▶ **Stored data entries**:

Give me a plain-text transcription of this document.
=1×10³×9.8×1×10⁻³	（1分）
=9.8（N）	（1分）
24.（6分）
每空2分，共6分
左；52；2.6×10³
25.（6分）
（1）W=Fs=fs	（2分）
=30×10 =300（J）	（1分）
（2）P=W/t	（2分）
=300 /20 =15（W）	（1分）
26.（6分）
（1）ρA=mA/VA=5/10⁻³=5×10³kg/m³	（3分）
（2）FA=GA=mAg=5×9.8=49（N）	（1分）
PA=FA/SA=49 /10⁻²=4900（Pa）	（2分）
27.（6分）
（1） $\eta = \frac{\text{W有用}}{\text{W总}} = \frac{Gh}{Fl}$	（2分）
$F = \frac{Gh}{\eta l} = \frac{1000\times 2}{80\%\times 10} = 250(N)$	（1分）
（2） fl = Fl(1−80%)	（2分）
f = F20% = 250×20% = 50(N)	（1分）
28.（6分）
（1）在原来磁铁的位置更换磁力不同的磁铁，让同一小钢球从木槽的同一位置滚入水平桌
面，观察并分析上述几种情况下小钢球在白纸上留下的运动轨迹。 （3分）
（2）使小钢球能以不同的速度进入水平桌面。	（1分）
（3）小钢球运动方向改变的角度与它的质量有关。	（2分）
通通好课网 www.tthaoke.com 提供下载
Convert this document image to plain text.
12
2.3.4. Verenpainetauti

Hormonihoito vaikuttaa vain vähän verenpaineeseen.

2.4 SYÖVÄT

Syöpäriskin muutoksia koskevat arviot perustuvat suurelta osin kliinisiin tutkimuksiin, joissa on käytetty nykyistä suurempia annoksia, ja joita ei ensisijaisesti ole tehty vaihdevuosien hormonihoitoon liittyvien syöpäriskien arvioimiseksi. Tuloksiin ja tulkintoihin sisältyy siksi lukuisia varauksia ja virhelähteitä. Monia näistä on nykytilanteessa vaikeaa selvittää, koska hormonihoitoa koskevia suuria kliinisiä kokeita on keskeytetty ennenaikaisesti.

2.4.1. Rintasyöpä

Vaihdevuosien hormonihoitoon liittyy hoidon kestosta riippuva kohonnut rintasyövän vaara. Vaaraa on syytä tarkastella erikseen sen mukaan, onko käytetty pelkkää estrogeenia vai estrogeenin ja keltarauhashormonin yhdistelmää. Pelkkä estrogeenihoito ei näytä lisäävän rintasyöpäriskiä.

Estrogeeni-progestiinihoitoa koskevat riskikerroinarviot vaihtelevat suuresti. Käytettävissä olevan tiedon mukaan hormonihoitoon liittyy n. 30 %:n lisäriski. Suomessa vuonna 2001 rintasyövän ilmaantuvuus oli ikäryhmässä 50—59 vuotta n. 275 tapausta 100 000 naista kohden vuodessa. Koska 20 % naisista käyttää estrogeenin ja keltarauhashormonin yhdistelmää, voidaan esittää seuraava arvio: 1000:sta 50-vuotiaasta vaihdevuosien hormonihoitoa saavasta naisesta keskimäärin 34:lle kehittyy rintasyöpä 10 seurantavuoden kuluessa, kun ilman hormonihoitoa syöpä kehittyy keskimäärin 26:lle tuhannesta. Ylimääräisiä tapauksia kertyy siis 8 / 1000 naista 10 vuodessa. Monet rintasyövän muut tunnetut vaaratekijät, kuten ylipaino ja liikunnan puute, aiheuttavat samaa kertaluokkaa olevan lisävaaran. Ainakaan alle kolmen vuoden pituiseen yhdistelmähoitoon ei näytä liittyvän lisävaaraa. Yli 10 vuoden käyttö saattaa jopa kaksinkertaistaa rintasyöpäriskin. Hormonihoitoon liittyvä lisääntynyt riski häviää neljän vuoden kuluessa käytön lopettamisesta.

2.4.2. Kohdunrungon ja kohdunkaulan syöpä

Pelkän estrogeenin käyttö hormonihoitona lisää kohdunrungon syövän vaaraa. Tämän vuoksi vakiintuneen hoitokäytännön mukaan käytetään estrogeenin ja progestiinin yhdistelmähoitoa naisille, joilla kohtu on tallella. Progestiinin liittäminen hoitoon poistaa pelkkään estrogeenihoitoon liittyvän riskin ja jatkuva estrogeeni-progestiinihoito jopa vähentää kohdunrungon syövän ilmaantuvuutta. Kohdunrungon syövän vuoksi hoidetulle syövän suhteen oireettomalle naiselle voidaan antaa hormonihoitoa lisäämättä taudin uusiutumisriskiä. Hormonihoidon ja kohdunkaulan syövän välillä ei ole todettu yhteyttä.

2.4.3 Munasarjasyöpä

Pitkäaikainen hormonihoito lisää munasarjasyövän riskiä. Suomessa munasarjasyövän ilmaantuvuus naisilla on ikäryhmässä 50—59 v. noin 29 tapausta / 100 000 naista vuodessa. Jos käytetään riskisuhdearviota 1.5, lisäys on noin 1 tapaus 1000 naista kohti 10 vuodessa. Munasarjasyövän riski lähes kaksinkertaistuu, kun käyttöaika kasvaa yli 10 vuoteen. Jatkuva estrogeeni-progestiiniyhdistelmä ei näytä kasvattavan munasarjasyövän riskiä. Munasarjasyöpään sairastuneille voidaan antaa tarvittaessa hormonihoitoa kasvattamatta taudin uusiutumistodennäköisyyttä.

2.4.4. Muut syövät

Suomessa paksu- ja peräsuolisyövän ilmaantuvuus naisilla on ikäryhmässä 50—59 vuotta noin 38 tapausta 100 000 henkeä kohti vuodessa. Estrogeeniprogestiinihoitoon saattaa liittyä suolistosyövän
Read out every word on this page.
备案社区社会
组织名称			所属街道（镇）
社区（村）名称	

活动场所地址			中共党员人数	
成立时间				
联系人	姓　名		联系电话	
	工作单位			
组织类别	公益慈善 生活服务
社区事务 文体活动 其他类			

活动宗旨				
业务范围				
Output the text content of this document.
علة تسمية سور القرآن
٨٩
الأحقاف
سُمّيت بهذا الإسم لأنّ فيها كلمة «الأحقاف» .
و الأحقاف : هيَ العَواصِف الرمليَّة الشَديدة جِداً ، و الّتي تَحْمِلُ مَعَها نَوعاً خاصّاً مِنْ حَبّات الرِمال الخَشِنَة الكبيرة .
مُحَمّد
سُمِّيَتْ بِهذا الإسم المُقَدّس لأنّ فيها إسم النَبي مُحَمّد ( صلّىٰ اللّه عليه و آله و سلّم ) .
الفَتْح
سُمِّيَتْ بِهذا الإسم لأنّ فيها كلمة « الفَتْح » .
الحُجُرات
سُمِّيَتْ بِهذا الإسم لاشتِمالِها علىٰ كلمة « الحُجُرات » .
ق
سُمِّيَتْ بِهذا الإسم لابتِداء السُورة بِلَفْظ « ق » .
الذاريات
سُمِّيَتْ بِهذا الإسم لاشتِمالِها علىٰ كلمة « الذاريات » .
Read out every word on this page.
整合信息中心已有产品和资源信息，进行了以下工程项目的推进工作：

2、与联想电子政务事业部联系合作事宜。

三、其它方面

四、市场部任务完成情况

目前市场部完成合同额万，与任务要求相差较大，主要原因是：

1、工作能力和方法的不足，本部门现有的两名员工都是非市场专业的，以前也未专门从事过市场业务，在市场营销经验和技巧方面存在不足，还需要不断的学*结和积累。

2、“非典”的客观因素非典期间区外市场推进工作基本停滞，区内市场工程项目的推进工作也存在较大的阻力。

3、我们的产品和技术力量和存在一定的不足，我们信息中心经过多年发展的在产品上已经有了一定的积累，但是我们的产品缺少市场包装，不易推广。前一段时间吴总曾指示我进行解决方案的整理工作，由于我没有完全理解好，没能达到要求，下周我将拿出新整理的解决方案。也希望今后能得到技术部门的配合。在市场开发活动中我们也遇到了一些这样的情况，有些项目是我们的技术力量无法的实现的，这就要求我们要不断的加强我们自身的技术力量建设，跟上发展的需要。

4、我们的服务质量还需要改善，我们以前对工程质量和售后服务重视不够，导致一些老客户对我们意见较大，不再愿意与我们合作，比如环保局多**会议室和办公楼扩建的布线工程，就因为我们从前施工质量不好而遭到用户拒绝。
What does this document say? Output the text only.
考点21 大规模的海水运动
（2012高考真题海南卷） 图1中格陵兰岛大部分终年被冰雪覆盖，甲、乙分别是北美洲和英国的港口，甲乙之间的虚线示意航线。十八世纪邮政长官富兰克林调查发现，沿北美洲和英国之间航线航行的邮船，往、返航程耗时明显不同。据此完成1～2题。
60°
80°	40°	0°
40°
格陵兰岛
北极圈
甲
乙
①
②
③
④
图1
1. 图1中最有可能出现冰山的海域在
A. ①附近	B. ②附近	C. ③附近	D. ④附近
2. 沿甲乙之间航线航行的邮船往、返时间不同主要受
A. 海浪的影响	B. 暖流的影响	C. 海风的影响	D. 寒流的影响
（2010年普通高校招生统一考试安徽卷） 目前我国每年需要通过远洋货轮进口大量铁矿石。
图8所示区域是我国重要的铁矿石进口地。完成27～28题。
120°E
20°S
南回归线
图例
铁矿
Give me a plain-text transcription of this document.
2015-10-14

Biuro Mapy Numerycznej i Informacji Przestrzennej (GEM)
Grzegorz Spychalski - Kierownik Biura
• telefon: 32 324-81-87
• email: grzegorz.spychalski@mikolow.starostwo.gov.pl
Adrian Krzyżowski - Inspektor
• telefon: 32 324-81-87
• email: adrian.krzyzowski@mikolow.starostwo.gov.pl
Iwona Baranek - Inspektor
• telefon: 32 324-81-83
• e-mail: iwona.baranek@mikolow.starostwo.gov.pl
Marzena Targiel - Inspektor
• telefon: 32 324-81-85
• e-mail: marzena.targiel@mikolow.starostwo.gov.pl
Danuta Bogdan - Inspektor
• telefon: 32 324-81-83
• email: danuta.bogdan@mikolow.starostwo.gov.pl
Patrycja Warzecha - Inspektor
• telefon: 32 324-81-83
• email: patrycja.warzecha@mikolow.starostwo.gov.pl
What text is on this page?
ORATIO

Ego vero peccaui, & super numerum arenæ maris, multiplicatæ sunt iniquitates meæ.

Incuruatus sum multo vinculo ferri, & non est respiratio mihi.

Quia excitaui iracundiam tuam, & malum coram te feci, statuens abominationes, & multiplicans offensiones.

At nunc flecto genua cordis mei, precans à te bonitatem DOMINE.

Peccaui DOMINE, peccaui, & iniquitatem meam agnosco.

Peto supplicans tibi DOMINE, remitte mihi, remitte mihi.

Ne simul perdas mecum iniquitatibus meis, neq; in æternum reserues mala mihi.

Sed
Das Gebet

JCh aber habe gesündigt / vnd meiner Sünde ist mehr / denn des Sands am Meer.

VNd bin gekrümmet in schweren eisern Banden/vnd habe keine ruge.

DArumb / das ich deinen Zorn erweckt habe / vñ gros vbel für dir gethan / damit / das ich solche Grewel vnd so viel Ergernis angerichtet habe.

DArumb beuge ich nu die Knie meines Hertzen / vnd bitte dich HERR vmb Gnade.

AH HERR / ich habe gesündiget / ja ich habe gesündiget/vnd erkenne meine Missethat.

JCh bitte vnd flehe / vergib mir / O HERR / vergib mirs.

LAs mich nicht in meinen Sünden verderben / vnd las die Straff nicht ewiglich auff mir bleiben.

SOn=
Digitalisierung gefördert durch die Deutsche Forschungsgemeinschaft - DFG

▶ **YOUR OBJECTIVE**: Copy every line from the entries that contains the word "starostwo".

▶ **EXERCISE RESPONSE**:
• email: grzegorz.spychalski@mikolow.starostwo.gov.pl
• email: adrian.krzyzowski@mikolow.starostwo.gov.pl
• e-mail: iwona.baranek@mikolow.starostwo.gov.pl
• e-mail: marzena.targiel@mikolow.starostwo.gov.pl
• email: danuta.bogdan@mikolow.starostwo.gov.pl
• email: patrycja.warzecha@mikolow.starostwo.gov.pl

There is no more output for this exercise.